Work to do - Pull out every line in the data that has the string "comerciale" in it.

....

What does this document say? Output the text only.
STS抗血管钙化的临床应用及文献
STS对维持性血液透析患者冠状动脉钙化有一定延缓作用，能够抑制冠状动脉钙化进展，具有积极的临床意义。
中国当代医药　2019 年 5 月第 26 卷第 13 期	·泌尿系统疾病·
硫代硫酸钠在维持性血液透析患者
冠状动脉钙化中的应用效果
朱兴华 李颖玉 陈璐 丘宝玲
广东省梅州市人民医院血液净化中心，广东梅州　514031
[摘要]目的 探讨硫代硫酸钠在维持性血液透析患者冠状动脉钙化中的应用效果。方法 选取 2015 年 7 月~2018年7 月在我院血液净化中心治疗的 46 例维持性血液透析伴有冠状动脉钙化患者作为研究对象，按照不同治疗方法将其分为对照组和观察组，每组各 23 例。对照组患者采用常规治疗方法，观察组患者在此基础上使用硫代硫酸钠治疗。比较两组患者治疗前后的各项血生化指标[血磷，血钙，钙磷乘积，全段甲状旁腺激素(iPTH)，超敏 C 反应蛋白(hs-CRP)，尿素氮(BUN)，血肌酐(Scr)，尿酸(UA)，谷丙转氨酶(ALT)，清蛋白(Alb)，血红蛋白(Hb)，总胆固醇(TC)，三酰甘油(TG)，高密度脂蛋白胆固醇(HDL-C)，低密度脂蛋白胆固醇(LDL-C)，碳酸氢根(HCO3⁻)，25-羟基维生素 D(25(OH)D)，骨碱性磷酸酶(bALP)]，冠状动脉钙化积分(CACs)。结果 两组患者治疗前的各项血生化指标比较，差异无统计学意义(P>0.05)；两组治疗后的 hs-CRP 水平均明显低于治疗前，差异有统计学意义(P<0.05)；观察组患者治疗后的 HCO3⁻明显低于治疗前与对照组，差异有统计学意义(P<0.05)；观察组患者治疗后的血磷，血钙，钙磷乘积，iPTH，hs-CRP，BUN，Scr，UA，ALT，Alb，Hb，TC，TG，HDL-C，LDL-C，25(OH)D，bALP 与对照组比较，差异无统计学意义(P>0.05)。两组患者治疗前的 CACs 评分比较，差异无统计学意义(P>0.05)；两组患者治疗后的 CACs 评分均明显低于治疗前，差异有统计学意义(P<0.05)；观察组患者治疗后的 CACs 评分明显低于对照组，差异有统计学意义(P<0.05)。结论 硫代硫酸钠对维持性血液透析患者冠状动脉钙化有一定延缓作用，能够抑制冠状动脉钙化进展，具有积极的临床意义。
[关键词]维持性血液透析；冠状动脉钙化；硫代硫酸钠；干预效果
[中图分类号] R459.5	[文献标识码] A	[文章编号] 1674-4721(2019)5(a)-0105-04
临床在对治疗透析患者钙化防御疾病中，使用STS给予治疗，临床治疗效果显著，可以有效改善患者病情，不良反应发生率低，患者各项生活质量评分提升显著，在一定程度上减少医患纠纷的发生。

....

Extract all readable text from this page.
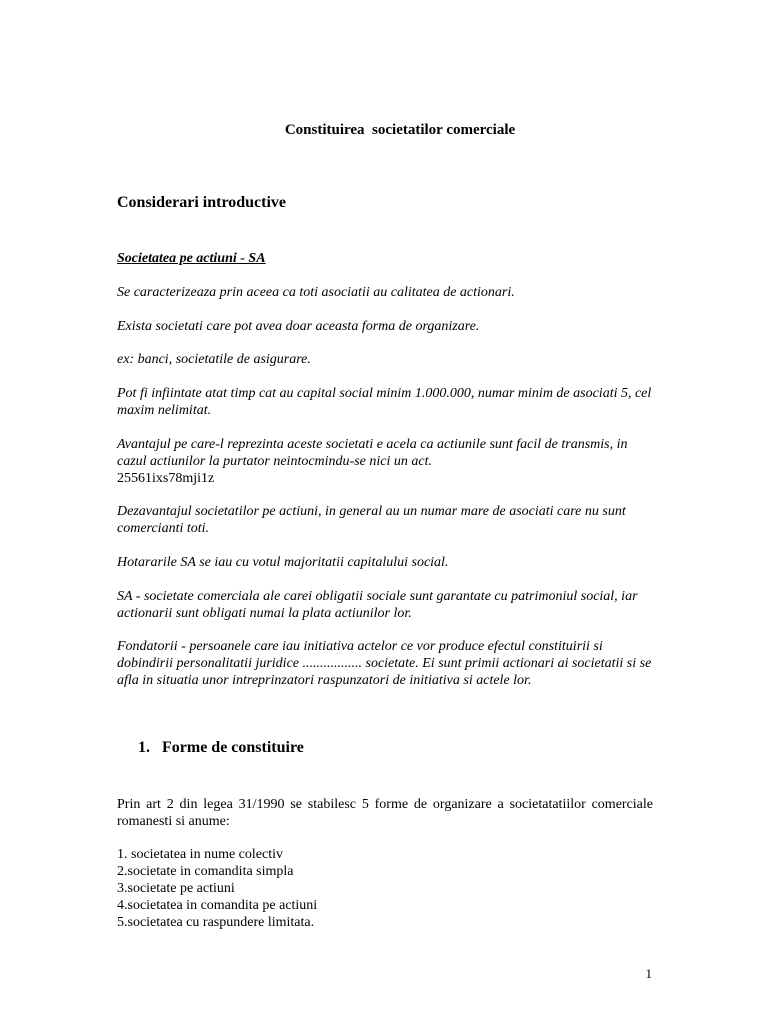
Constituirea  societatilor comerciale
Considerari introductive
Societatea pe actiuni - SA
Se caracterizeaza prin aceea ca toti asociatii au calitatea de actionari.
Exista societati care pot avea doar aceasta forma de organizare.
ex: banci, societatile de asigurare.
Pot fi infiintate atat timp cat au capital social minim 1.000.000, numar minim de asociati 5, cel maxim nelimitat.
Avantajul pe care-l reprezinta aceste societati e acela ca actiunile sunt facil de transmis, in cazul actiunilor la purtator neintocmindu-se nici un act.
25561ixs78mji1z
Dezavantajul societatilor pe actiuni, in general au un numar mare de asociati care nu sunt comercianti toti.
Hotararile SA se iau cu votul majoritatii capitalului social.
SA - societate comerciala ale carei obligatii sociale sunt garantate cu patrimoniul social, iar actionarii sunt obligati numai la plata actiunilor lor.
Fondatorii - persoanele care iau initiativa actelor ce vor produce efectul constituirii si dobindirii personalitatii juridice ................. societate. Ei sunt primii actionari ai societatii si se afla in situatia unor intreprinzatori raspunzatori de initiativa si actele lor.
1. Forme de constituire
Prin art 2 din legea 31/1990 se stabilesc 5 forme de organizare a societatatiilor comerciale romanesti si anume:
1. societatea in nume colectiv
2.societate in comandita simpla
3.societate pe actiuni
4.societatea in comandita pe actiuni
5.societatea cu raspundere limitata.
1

....

Task result -
Constituirea  societatilor comerciale
Prin art 2 din legea 31/1990 se stabilesc 5 forme de organizare a societatatiilor comerciale romanesti si anume:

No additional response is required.